** Start Raw data **

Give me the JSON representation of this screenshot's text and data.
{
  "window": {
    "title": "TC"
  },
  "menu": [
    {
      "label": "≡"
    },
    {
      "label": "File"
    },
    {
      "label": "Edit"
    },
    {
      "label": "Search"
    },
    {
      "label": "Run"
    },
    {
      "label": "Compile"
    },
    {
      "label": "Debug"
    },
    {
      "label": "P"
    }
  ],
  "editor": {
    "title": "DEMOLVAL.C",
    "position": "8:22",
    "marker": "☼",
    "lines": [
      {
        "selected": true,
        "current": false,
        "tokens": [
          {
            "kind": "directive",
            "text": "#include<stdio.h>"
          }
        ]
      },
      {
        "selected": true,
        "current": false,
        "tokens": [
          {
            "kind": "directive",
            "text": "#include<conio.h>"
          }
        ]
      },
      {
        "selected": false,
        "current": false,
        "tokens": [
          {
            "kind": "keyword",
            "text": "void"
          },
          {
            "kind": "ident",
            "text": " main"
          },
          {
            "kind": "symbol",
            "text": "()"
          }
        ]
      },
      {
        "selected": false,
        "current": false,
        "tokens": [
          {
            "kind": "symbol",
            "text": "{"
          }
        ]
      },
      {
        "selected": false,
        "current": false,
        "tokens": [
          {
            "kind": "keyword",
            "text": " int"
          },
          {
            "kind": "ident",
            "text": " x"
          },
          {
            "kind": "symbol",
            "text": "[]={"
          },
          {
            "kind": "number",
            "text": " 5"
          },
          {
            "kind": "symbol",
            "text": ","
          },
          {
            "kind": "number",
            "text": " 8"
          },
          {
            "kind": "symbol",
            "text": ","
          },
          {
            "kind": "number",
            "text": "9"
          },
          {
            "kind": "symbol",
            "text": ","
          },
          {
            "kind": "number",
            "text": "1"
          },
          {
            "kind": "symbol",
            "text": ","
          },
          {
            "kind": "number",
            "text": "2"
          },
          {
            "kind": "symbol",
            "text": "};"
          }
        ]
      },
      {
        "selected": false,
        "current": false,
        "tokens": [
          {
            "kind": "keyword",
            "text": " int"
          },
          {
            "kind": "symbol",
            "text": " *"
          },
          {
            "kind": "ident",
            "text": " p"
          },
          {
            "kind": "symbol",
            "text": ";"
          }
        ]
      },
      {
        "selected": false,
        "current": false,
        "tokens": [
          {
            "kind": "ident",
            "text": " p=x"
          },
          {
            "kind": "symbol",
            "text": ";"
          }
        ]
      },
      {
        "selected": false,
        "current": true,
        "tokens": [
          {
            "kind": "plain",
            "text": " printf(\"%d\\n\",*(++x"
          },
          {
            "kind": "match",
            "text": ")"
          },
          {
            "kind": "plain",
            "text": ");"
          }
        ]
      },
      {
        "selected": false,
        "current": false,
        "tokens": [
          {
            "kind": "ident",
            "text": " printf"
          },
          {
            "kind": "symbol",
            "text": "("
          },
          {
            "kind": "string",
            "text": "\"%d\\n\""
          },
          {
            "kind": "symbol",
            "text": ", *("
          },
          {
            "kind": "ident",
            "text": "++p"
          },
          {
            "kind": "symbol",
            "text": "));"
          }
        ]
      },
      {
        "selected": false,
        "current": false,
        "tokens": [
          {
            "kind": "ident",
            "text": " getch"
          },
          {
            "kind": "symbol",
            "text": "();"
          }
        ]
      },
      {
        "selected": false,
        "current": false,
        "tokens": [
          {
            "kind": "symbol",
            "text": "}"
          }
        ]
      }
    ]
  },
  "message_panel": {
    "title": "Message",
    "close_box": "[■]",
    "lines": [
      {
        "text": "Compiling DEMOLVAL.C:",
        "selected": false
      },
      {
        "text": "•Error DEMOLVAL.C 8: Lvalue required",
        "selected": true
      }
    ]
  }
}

** End Raw data **

→ **Your instructions**
Leave out every line without the string "label" and copy the rest.

→ **Exercise output**
      "label": "≡"
      "label": "File"
      "label": "Edit"
      "label": "Search"
      "label": "Run"
      "label": "Compile"
      "label": "Debug"
      "label": "P"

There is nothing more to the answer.